§ **Your objective**:
Look through the data below. Collect every line where the word "period" occurs.

(Collection entries)
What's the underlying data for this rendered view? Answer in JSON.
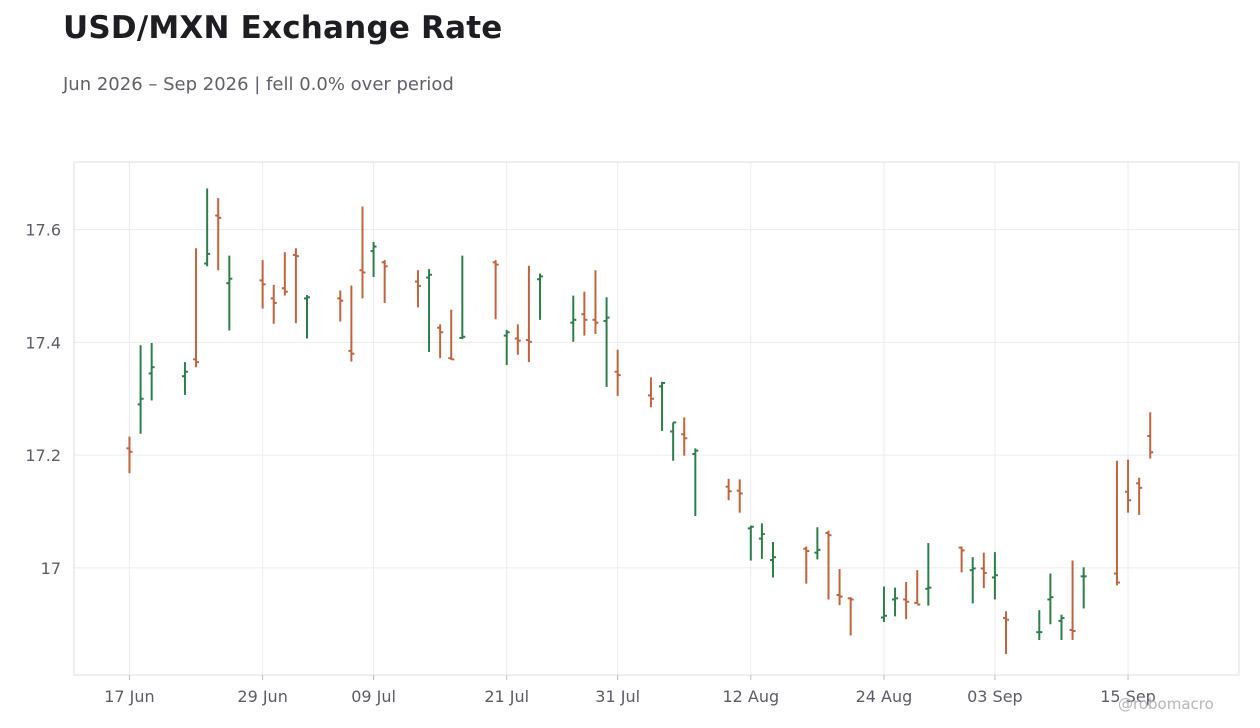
{
  "title": "USD/MXN Exchange Rate",
  "subtitle": "Jun 2026 – Sep 2026 | fell 0.0% over period",
  "watermark": "@robomacro",
  "colors": {
    "up": "#2e7d4f",
    "down": "#c0643f",
    "grid": "#ececec",
    "frame": "#dcdcdc",
    "text": "#5c5c66"
  },
  "chart_data": {
    "type": "ohlc",
    "title": "USD/MXN Exchange Rate",
    "subtitle": "Jun 2026 – Sep 2026 | fell 0.0% over period",
    "grid": true,
    "xlim": [
      "2026-06-12",
      "2026-09-25"
    ],
    "ylim": [
      16.81,
      17.72
    ],
    "y_ticks": [
      {
        "value": 17.0,
        "label": "17"
      },
      {
        "value": 17.2,
        "label": "17.2"
      },
      {
        "value": 17.4,
        "label": "17.4"
      },
      {
        "value": 17.6,
        "label": "17.6"
      }
    ],
    "x_ticks": [
      {
        "date": "2026-06-17",
        "label": "17 Jun"
      },
      {
        "date": "2026-06-29",
        "label": "29 Jun"
      },
      {
        "date": "2026-07-09",
        "label": "09 Jul"
      },
      {
        "date": "2026-07-21",
        "label": "21 Jul"
      },
      {
        "date": "2026-07-31",
        "label": "31 Jul"
      },
      {
        "date": "2026-08-12",
        "label": "12 Aug"
      },
      {
        "date": "2026-08-24",
        "label": "24 Aug"
      },
      {
        "date": "2026-09-03",
        "label": "03 Sep"
      },
      {
        "date": "2026-09-15",
        "label": "15 Sep"
      }
    ],
    "series": [
      {
        "x": [
          "2026-06-17",
          "2026-06-18",
          "2026-06-19",
          "2026-06-22",
          "2026-06-23",
          "2026-06-24",
          "2026-06-25",
          "2026-06-26",
          "2026-06-29",
          "2026-06-30",
          "2026-07-01",
          "2026-07-02",
          "2026-07-03",
          "2026-07-06",
          "2026-07-07",
          "2026-07-08",
          "2026-07-09",
          "2026-07-10",
          "2026-07-13",
          "2026-07-14",
          "2026-07-15",
          "2026-07-16",
          "2026-07-17",
          "2026-07-20",
          "2026-07-21",
          "2026-07-22",
          "2026-07-23",
          "2026-07-24",
          "2026-07-27",
          "2026-07-28",
          "2026-07-29",
          "2026-07-30",
          "2026-07-31",
          "2026-08-03",
          "2026-08-04",
          "2026-08-05",
          "2026-08-06",
          "2026-08-07",
          "2026-08-10",
          "2026-08-11",
          "2026-08-12",
          "2026-08-13",
          "2026-08-14",
          "2026-08-17",
          "2026-08-18",
          "2026-08-19",
          "2026-08-20",
          "2026-08-21",
          "2026-08-24",
          "2026-08-25",
          "2026-08-26",
          "2026-08-27",
          "2026-08-28",
          "2026-08-31",
          "2026-09-01",
          "2026-09-02",
          "2026-09-03",
          "2026-09-04",
          "2026-09-07",
          "2026-09-08",
          "2026-09-09",
          "2026-09-10",
          "2026-09-11",
          "2026-09-14",
          "2026-09-15",
          "2026-09-16",
          "2026-09-17"
        ],
        "open": [
          17.212,
          17.29,
          17.345,
          17.34,
          17.37,
          17.54,
          17.625,
          17.505,
          17.51,
          17.478,
          17.496,
          17.555,
          17.478,
          17.478,
          17.385,
          17.528,
          17.562,
          17.542,
          17.508,
          17.515,
          17.426,
          17.372,
          17.408,
          17.542,
          17.412,
          17.407,
          17.404,
          17.512,
          17.435,
          17.45,
          17.44,
          17.438,
          17.348,
          17.306,
          17.322,
          17.242,
          17.237,
          17.202,
          17.144,
          17.137,
          17.07,
          17.052,
          17.014,
          17.034,
          17.027,
          17.062,
          16.952,
          16.946,
          16.912,
          16.944,
          16.944,
          16.938,
          16.963,
          17.036,
          16.996,
          16.999,
          16.983,
          16.911,
          16.886,
          16.944,
          16.906,
          16.89,
          16.985,
          16.99,
          17.135,
          17.15,
          17.234
        ],
        "high": [
          17.233,
          17.395,
          17.399,
          17.365,
          17.567,
          17.673,
          17.656,
          17.554,
          17.546,
          17.502,
          17.56,
          17.567,
          17.484,
          17.492,
          17.501,
          17.641,
          17.578,
          17.546,
          17.528,
          17.53,
          17.432,
          17.458,
          17.554,
          17.546,
          17.422,
          17.432,
          17.536,
          17.522,
          17.483,
          17.49,
          17.528,
          17.48,
          17.387,
          17.338,
          17.33,
          17.258,
          17.267,
          17.212,
          17.158,
          17.157,
          17.075,
          17.079,
          17.046,
          17.038,
          17.072,
          17.066,
          16.998,
          16.948,
          16.967,
          16.965,
          16.975,
          16.996,
          17.044,
          17.038,
          17.019,
          17.027,
          17.028,
          16.923,
          16.925,
          16.99,
          16.917,
          17.013,
          17.001,
          17.19,
          17.192,
          17.16,
          17.276
        ],
        "low": [
          17.168,
          17.238,
          17.297,
          17.307,
          17.356,
          17.535,
          17.528,
          17.421,
          17.46,
          17.433,
          17.483,
          17.434,
          17.407,
          17.437,
          17.366,
          17.478,
          17.516,
          17.47,
          17.462,
          17.383,
          17.372,
          17.369,
          17.406,
          17.441,
          17.36,
          17.378,
          17.365,
          17.44,
          17.401,
          17.412,
          17.415,
          17.321,
          17.305,
          17.285,
          17.243,
          17.19,
          17.199,
          17.092,
          17.12,
          17.098,
          17.013,
          17.016,
          16.983,
          16.972,
          17.015,
          16.944,
          16.934,
          16.88,
          16.904,
          16.914,
          16.909,
          16.936,
          16.933,
          16.992,
          16.937,
          16.964,
          16.944,
          16.847,
          16.872,
          16.9,
          16.872,
          16.872,
          16.928,
          16.969,
          17.098,
          17.094,
          17.194
        ],
        "close": [
          17.206,
          17.3,
          17.356,
          17.348,
          17.365,
          17.557,
          17.621,
          17.513,
          17.503,
          17.47,
          17.49,
          17.553,
          17.48,
          17.474,
          17.38,
          17.524,
          17.57,
          17.535,
          17.5,
          17.52,
          17.418,
          17.37,
          17.41,
          17.538,
          17.418,
          17.403,
          17.401,
          17.517,
          17.44,
          17.44,
          17.435,
          17.444,
          17.342,
          17.3,
          17.328,
          17.258,
          17.23,
          17.208,
          17.136,
          17.132,
          17.073,
          17.06,
          17.019,
          17.03,
          17.032,
          17.058,
          16.949,
          16.944,
          16.915,
          16.946,
          16.94,
          16.935,
          16.965,
          17.031,
          16.999,
          16.991,
          16.987,
          16.908,
          16.886,
          16.948,
          16.911,
          16.888,
          16.985,
          16.974,
          17.12,
          17.142,
          17.205
        ]
      }
    ]
  }
}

§ **Task response**:
  "subtitle": "Jun 2026 – Sep 2026 | fell 0.0% over period",
    "subtitle": "Jun 2026 – Sep 2026 | fell 0.0% over period",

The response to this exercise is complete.